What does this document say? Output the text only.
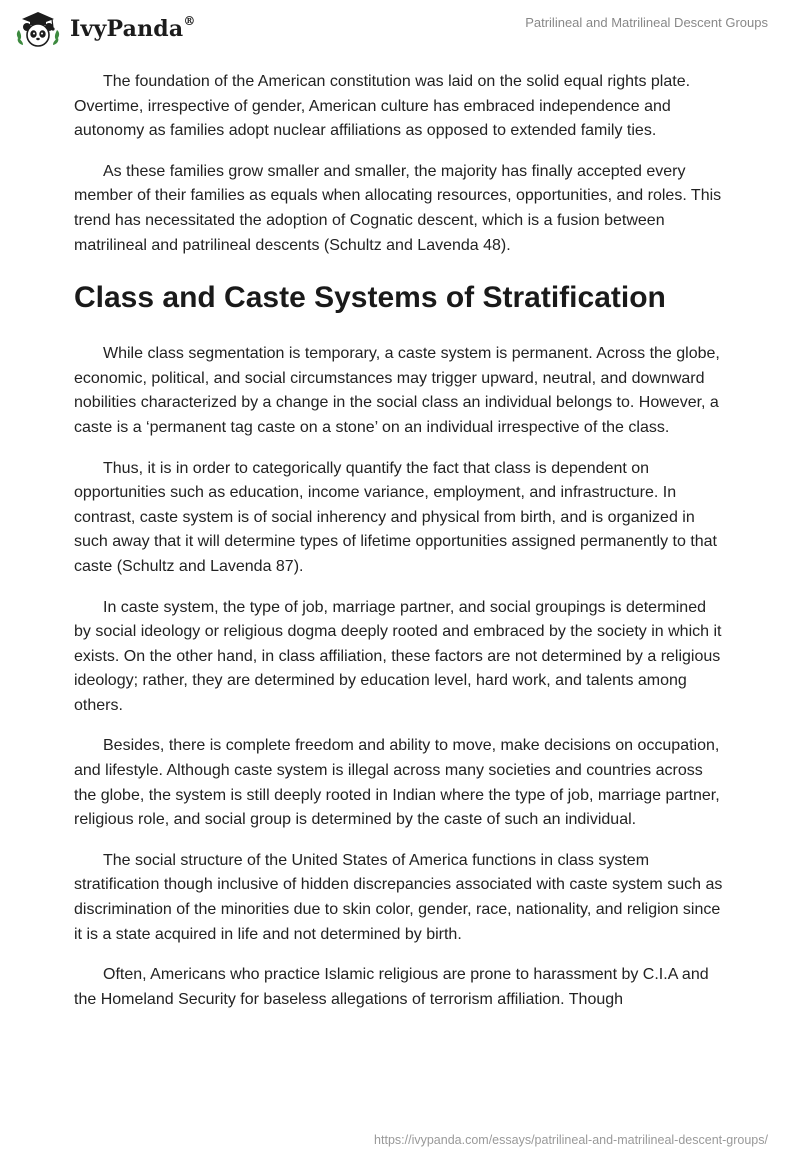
IvyPanda®	Patrilineal and Matrilineal Descent Groups

The foundation of the American constitution was laid on the solid equal rights plate. Overtime, irrespective of gender, American culture has embraced independence and autonomy as families adopt nuclear affiliations as opposed to extended family ties.

As these families grow smaller and smaller, the majority has finally accepted every member of their families as equals when allocating resources, opportunities, and roles. This trend has necessitated the adoption of Cognatic descent, which is a fusion between matrilineal and patrilineal descents (Schultz and Lavenda 48).

Class and Caste Systems of Stratification

While class segmentation is temporary, a caste system is permanent. Across the globe, economic, political, and social circumstances may trigger upward, neutral, and downward nobilities characterized by a change in the social class an individual belongs to. However, a caste is a ‘permanent tag caste on a stone’ on an individual irrespective of the class.

Thus, it is in order to categorically quantify the fact that class is dependent on opportunities such as education, income variance, employment, and infrastructure. In contrast, caste system is of social inherency and physical from birth, and is organized in such away that it will determine types of lifetime opportunities assigned permanently to that caste (Schultz and Lavenda 87).

In caste system, the type of job, marriage partner, and social groupings is determined by social ideology or religious dogma deeply rooted and embraced by the society in which it exists. On the other hand, in class affiliation, these factors are not determined by a religious ideology; rather, they are determined by education level, hard work, and talents among others.

Besides, there is complete freedom and ability to move, make decisions on occupation, and lifestyle. Although caste system is illegal across many societies and countries across the globe, the system is still deeply rooted in Indian where the type of job, marriage partner, religious role, and social group is determined by the caste of such an individual.

The social structure of the United States of America functions in class system stratification though inclusive of hidden discrepancies associated with caste system such as discrimination of the minorities due to skin color, gender, race, nationality, and religion since it is a state acquired in life and not determined by birth.

Often, Americans who practice Islamic religious are prone to harassment by C.I.A and the Homeland Security for baseless allegations of terrorism affiliation. Though

https://ivypanda.com/essays/patrilineal-and-matrilineal-descent-groups/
##############################
- REQUIRED WORK
Pull out each line of the records holding the string "irrespective".

- WRITTEN REPLY
The foundation of the American constitution was laid on the solid equal rights plate. Overtime, irrespective of gender, American culture has embraced independence and autonomy as families adopt nuclear affiliations as opposed to extended family ties.
While class segmentation is temporary, a caste system is permanent. Across the globe, economic, political, and social circumstances may trigger upward, neutral, and downward nobilities characterized by a change in the social class an individual belongs to. However, a caste is a ‘permanent tag caste on a stone’ on an individual irrespective of the class.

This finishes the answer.